(Dataset records)

□ □ □ □ □ □ □

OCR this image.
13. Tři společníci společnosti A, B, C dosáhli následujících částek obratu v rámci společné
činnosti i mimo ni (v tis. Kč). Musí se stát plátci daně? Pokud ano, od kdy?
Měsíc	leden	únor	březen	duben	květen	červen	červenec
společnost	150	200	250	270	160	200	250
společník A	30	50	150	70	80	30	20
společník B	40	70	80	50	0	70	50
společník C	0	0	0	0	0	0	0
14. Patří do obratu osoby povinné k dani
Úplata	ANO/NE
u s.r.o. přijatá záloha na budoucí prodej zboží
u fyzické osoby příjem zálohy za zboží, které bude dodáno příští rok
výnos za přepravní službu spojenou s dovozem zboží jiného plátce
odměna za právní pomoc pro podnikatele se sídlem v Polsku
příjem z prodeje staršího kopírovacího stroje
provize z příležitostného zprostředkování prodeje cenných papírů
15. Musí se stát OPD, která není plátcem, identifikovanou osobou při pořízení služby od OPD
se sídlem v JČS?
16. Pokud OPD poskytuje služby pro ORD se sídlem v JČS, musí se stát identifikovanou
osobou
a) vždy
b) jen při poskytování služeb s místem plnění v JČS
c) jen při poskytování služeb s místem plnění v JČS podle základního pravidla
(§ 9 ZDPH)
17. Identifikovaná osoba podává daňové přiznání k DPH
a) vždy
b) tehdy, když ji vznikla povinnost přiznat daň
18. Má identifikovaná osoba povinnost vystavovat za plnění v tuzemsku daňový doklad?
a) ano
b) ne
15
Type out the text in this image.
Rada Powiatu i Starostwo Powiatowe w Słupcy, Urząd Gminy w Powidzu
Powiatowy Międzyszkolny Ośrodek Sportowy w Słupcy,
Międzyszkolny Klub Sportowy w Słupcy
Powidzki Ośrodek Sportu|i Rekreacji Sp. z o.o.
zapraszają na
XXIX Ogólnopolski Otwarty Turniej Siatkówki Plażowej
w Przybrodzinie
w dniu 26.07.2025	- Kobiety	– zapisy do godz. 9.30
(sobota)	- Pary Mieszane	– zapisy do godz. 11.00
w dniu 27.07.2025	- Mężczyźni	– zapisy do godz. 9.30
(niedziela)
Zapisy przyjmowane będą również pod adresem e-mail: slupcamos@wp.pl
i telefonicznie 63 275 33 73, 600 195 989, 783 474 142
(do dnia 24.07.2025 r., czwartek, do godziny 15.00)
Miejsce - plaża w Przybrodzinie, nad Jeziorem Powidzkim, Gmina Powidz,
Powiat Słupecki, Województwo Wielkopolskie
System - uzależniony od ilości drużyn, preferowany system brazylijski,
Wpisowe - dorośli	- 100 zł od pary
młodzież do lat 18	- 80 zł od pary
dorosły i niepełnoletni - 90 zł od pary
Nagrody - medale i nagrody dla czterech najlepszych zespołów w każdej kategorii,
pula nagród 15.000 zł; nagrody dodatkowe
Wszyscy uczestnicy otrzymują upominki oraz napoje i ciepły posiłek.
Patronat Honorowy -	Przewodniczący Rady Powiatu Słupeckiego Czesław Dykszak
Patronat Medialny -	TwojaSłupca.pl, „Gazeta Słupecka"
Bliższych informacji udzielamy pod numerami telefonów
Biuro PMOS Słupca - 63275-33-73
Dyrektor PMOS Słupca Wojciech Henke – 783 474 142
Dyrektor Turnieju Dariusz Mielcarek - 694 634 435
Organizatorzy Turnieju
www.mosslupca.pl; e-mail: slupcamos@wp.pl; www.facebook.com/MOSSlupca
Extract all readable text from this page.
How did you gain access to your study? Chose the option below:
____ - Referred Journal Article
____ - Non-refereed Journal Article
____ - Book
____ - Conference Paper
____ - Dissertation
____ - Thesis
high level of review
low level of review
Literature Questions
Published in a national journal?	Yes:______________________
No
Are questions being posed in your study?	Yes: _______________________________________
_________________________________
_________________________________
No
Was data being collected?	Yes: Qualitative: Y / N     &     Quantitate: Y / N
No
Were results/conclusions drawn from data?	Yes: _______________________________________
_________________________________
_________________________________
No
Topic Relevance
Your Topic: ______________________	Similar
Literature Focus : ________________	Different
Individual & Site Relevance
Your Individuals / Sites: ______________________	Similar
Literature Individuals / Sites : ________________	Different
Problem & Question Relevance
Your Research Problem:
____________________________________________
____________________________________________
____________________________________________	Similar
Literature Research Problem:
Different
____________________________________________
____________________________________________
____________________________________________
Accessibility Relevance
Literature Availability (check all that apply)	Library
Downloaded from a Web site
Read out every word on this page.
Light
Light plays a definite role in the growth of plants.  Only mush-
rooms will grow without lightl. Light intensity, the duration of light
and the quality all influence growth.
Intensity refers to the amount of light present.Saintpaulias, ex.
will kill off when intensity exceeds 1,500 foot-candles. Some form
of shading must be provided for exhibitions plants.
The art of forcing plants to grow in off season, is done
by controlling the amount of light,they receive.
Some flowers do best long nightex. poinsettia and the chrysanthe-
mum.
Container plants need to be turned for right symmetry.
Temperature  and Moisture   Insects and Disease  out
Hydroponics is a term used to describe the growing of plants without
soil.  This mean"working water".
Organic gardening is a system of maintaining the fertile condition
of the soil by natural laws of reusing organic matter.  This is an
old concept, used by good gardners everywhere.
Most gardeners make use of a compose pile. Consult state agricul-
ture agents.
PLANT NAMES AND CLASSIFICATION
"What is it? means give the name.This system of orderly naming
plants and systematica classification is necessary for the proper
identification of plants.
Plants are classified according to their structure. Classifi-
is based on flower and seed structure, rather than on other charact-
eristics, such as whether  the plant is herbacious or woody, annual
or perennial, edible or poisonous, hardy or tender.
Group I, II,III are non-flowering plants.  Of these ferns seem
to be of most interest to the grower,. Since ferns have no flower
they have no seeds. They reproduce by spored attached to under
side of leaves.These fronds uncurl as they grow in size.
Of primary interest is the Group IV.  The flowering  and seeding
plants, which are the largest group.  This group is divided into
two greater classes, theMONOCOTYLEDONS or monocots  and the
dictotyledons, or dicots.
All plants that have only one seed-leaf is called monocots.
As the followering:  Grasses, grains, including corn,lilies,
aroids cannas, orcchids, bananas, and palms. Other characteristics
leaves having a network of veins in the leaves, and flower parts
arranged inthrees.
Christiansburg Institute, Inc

□ □ □ □ □ □ □

* _AIM OF THE TASK_
Write out the listing once more, matching it exactly.

* _CORRECT RESPONSE_
OCR this image.
13. Tři společníci společnosti A, B, C dosáhli následujících částek obratu v rámci společné
činnosti i mimo ni (v tis. Kč). Musí se stát plátci daně? Pokud ano, od kdy?
Měsíc	leden	únor	březen	duben	květen	červen	červenec
společnost	150	200	250	270	160	200	250
společník A	30	50	150	70	80	30	20
společník B	40	70	80	50	0	70	50
společník C	0	0	0	0	0	0	0
14. Patří do obratu osoby povinné k dani
Úplata	ANO/NE
u s.r.o. přijatá záloha na budoucí prodej zboží
u fyzické osoby příjem zálohy za zboží, které bude dodáno příští rok
výnos za přepravní službu spojenou s dovozem zboží jiného plátce
odměna za právní pomoc pro podnikatele se sídlem v Polsku
příjem z prodeje staršího kopírovacího stroje
provize z příležitostného zprostředkování prodeje cenných papírů
15. Musí se stát OPD, která není plátcem, identifikovanou osobou při pořízení služby od OPD
se sídlem v JČS?
16. Pokud OPD poskytuje služby pro ORD se sídlem v JČS, musí se stát identifikovanou
osobou
a) vždy
b) jen při poskytování služeb s místem plnění v JČS
c) jen při poskytování služeb s místem plnění v JČS podle základního pravidla
(§ 9 ZDPH)
17. Identifikovaná osoba podává daňové přiznání k DPH
a) vždy
b) tehdy, když ji vznikla povinnost přiznat daň
18. Má identifikovaná osoba povinnost vystavovat za plnění v tuzemsku daňový doklad?
a) ano
b) ne
15
Type out the text in this image.
Rada Powiatu i Starostwo Powiatowe w Słupcy, Urząd Gminy w Powidzu
Powiatowy Międzyszkolny Ośrodek Sportowy w Słupcy,
Międzyszkolny Klub Sportowy w Słupcy
Powidzki Ośrodek Sportu|i Rekreacji Sp. z o.o.
zapraszają na
XXIX Ogólnopolski Otwarty Turniej Siatkówki Plażowej
w Przybrodzinie
w dniu 26.07.2025	- Kobiety	– zapisy do godz. 9.30
(sobota)	- Pary Mieszane	– zapisy do godz. 11.00
w dniu 27.07.2025	- Mężczyźni	– zapisy do godz. 9.30
(niedziela)
Zapisy przyjmowane będą również pod adresem e-mail: slupcamos@wp.pl
i telefonicznie 63 275 33 73, 600 195 989, 783 474 142
(do dnia 24.07.2025 r., czwartek, do godziny 15.00)
Miejsce - plaża w Przybrodzinie, nad Jeziorem Powidzkim, Gmina Powidz,
Powiat Słupecki, Województwo Wielkopolskie
System - uzależniony od ilości drużyn, preferowany system brazylijski,
Wpisowe - dorośli	- 100 zł od pary
młodzież do lat 18	- 80 zł od pary
dorosły i niepełnoletni - 90 zł od pary
Nagrody - medale i nagrody dla czterech najlepszych zespołów w każdej kategorii,
pula nagród 15.000 zł; nagrody dodatkowe
Wszyscy uczestnicy otrzymują upominki oraz napoje i ciepły posiłek.
Patronat Honorowy -	Przewodniczący Rady Powiatu Słupeckiego Czesław Dykszak
Patronat Medialny -	TwojaSłupca.pl, „Gazeta Słupecka"
Bliższych informacji udzielamy pod numerami telefonów
Biuro PMOS Słupca - 63275-33-73
Dyrektor PMOS Słupca Wojciech Henke – 783 474 142
Dyrektor Turnieju Dariusz Mielcarek - 694 634 435
Organizatorzy Turnieju
www.mosslupca.pl; e-mail: slupcamos@wp.pl; www.facebook.com/MOSSlupca
Extract all readable text from this page.
How did you gain access to your study? Chose the option below:
____ - Referred Journal Article
____ - Non-refereed Journal Article
____ - Book
____ - Conference Paper
____ - Dissertation
____ - Thesis
high level of review
low level of review
Literature Questions
Published in a national journal?	Yes:______________________
No
Are questions being posed in your study?	Yes: _______________________________________
_________________________________
_________________________________
No
Was data being collected?	Yes: Qualitative: Y / N     &     Quantitate: Y / N
No
Were results/conclusions drawn from data?	Yes: _______________________________________
_________________________________
_________________________________
No
Topic Relevance
Your Topic: ______________________	Similar
Literature Focus : ________________	Different
Individual & Site Relevance
Your Individuals / Sites: ______________________	Similar
Literature Individuals / Sites : ________________	Different
Problem & Question Relevance
Your Research Problem:
____________________________________________
____________________________________________
____________________________________________	Similar
Literature Research Problem:
Different
____________________________________________
____________________________________________
____________________________________________
Accessibility Relevance
Literature Availability (check all that apply)	Library
Downloaded from a Web site
Read out every word on this page.
Light
Light plays a definite role in the growth of plants.  Only mush-
rooms will grow without lightl. Light intensity, the duration of light
and the quality all influence growth.
Intensity refers to the amount of light present.Saintpaulias, ex.
will kill off when intensity exceeds 1,500 foot-candles. Some form
of shading must be provided for exhibitions plants.
The art of forcing plants to grow in off season, is done
by controlling the amount of light,they receive.
Some flowers do best long nightex. poinsettia and the chrysanthe-
mum.
Container plants need to be turned for right symmetry.
Temperature  and Moisture   Insects and Disease  out
Hydroponics is a term used to describe the growing of plants without
soil.  This mean"working water".
Organic gardening is a system of maintaining the fertile condition
of the soil by natural laws of reusing organic matter.  This is an
old concept, used by good gardners everywhere.
Most gardeners make use of a compose pile. Consult state agricul-
ture agents.
PLANT NAMES AND CLASSIFICATION
"What is it? means give the name.This system of orderly naming
plants and systematica classification is necessary for the proper
identification of plants.
Plants are classified according to their structure. Classifi-
is based on flower and seed structure, rather than on other charact-
eristics, such as whether  the plant is herbacious or woody, annual
or perennial, edible or poisonous, hardy or tender.
Group I, II,III are non-flowering plants.  Of these ferns seem
to be of most interest to the grower,. Since ferns have no flower
they have no seeds. They reproduce by spored attached to under
side of leaves.These fronds uncurl as they grow in size.
Of primary interest is the Group IV.  The flowering  and seeding
plants, which are the largest group.  This group is divided into
two greater classes, theMONOCOTYLEDONS or monocots  and the
dictotyledons, or dicots.
All plants that have only one seed-leaf is called monocots.
As the followering:  Grasses, grains, including corn,lilies,
aroids cannas, orcchids, bananas, and palms. Other characteristics
leaves having a network of veins in the leaves, and flower parts
arranged inthrees.
Christiansburg Institute, Inc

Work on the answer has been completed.